* [What you will do] From the listing, collect all lines containing the word "this".

# start of Data extract

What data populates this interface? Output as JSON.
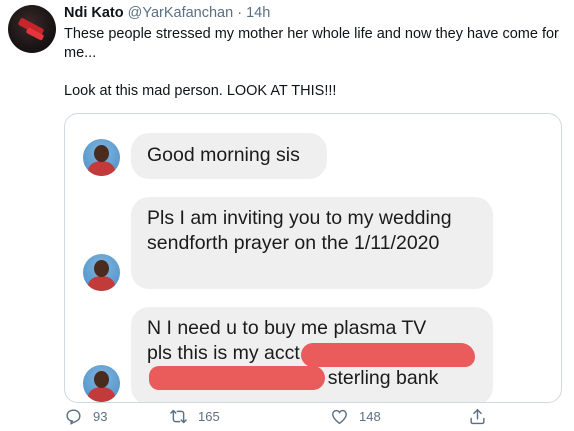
{
  "tweet": {
    "author_name": "Ndi Kato",
    "handle": "@YarKafanchan",
    "separator": "·",
    "time": "14h",
    "text_line1": "These people stressed my mother her whole life and now they have come for me...",
    "text_line2": "Look at this mad person. LOOK AT THIS!!!"
  },
  "screenshot": {
    "messages": [
      {
        "text": "Good morning sis"
      },
      {
        "text": "Pls I am inviting you to my wedding sendforth prayer on the 1/11/2020"
      },
      {
        "text_line1": "N I need u to buy me plasma TV",
        "text_line2": "pls this is my acct no",
        "text_line3": "er sterling bank"
      }
    ],
    "redaction_color": "#ea5b5b"
  },
  "actions": {
    "reply_count": "93",
    "retweet_count": "165",
    "like_count": "148",
    "icons": [
      "reply-icon",
      "retweet-icon",
      "like-icon",
      "share-icon"
    ]
  },
  "colors": {
    "text": "#0f1419",
    "secondary": "#5b7083",
    "bubble": "#efefef"
  }
}
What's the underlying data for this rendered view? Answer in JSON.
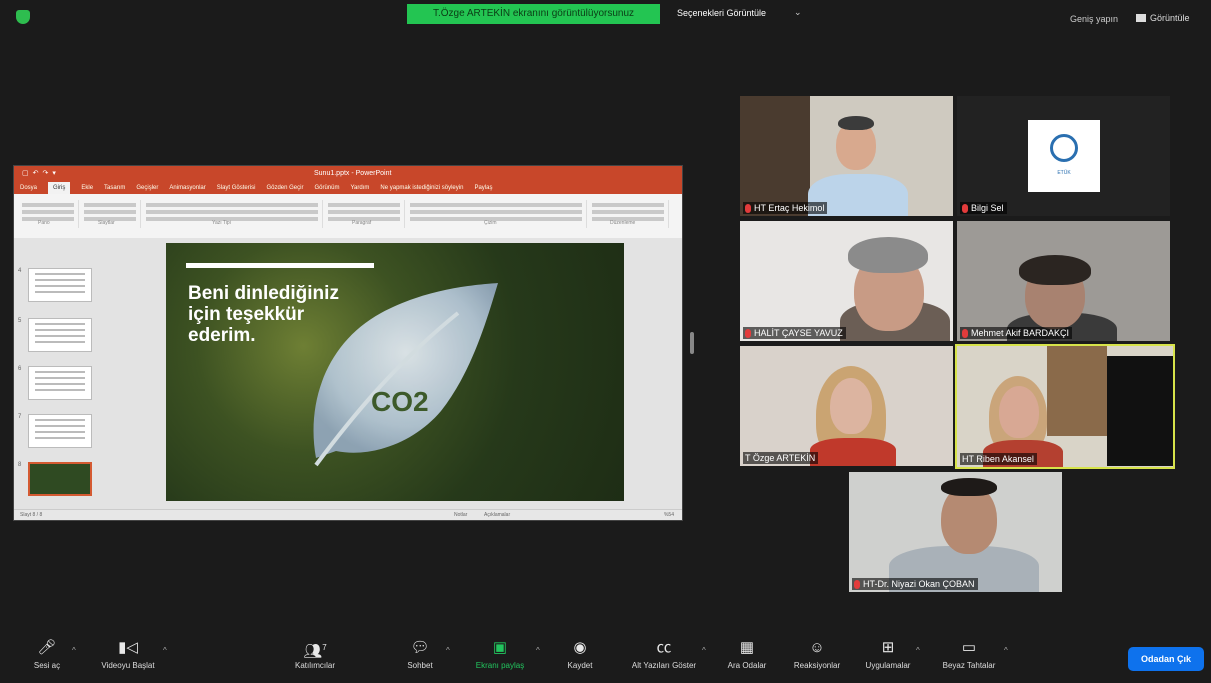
{
  "top_bar": {
    "share_banner": "T.Özge ARTEKİN ekranını görüntülüyorsunuz",
    "view_options": "Seçenekleri Görüntüle",
    "view_options_arrow": "⌄",
    "exit_fullscreen": "Geniş yapın",
    "view": "Görüntüle"
  },
  "shared_screen": {
    "window_title": "Sunu1.pptx - PowerPoint",
    "tabs": [
      "Dosya",
      "Giriş",
      "Ekle",
      "Tasarım",
      "Geçişler",
      "Animasyonlar",
      "Slayt Gösterisi",
      "Gözden Geçir",
      "Görünüm",
      "Yardım",
      "Ne yapmak istediğinizi söyleyin",
      "Paylaş"
    ],
    "ribbon_groups": [
      "Pano",
      "Slaytlar",
      "Yazı Tipi",
      "Paragraf",
      "Çizim",
      "Düzenleme"
    ],
    "slide_numbers": [
      "4",
      "5",
      "6",
      "7",
      "8"
    ],
    "slide_text_lines": [
      "Beni dinlediğiniz",
      "için teşekkür",
      "ederim."
    ],
    "slide_co2": "CO2",
    "status_left": "Slayt 8 / 8",
    "status_notes": "Notlar",
    "status_comments": "Açıklamalar",
    "status_zoom": "%54"
  },
  "participants": [
    {
      "name": "HT Ertaç Hekimol",
      "muted": true
    },
    {
      "name": "Bilgi Sel",
      "muted": true
    },
    {
      "name": "HALİT ÇAYSE YAVUZ",
      "muted": true
    },
    {
      "name": "Mehmet Akif BARDAKÇI",
      "muted": true
    },
    {
      "name": "T Özge ARTEKİN",
      "muted": false
    },
    {
      "name": "HT Riben Akansel",
      "muted": false
    },
    {
      "name": "HT-Dr. Niyazi Okan ÇOBAN",
      "muted": true
    }
  ],
  "logo_caption": "ETÜK",
  "toolbar": {
    "audio": "Sesi aç",
    "video": "Videoyu Başlat",
    "participants": "Katılımcılar",
    "participants_count": "7",
    "chat": "Sohbet",
    "share": "Ekranı paylaş",
    "record": "Kaydet",
    "captions": "Alt Yazıları Göster",
    "breakout": "Ara Odalar",
    "reactions": "Reaksiyonlar",
    "apps": "Uygulamalar",
    "whiteboard": "Beyaz Tahtalar",
    "leave": "Odadan Çık"
  },
  "colors": {
    "share_banner_bg": "#23c552",
    "active_speaker_outline": "#d7e34a",
    "leave_button": "#0e72ed",
    "ppt_accent": "#c8472a"
  }
}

# end of Data extract

* [Answer in full]
What data populates this interface? Output as JSON.
    "text_line2": "Look at this mad person. LOOK AT THIS!!!"
        "text_line2": "pls this is my acct no",
What's the underlying data for this rendered view? Answer in JSON.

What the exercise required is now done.